--- BEGIN INPUT ROWS ---

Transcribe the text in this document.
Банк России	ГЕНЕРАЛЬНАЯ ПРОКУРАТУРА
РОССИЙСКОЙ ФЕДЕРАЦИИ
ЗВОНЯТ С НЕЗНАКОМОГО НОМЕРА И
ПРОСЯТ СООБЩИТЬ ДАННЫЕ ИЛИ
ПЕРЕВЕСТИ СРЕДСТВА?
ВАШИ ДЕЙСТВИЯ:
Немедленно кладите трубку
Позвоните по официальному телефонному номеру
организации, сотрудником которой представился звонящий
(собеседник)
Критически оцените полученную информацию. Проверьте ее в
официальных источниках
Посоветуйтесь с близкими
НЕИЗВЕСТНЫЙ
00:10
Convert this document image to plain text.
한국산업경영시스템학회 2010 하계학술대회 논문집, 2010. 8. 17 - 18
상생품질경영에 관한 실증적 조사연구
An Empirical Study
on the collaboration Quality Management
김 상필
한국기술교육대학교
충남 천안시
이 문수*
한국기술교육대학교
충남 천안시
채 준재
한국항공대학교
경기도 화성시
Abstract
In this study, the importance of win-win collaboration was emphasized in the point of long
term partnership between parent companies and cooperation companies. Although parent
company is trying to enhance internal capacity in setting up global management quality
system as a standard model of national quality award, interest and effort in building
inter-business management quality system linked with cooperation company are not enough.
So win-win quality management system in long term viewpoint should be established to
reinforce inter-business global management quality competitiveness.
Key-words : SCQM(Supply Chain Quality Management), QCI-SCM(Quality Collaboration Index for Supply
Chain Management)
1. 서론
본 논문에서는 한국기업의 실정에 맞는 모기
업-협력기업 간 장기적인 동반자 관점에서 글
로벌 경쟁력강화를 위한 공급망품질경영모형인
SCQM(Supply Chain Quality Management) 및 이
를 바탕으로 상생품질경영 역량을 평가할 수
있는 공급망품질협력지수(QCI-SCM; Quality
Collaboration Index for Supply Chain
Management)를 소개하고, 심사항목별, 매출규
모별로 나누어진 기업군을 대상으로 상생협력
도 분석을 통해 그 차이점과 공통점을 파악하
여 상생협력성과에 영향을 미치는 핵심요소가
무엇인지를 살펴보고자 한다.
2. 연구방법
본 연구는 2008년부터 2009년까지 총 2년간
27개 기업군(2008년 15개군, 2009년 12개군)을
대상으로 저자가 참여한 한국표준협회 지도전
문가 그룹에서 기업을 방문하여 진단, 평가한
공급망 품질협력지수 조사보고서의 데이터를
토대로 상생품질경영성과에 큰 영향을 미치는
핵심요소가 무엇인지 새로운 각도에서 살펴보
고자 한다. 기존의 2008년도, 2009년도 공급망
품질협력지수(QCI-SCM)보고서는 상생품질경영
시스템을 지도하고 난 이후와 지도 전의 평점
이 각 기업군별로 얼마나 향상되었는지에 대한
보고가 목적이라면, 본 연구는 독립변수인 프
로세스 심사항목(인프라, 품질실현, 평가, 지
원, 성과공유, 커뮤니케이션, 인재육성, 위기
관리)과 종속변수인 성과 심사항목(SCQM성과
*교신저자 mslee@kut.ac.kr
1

--- END INPUT ROWS ---

PROBLEM REQUIREMENTS → Where a line contains the string "long", extract that line.

RIGHT ANSWER →
In this study, the importance of win-win collaboration was emphasized in the point of long
So win-win quality management system in long term viewpoint should be established to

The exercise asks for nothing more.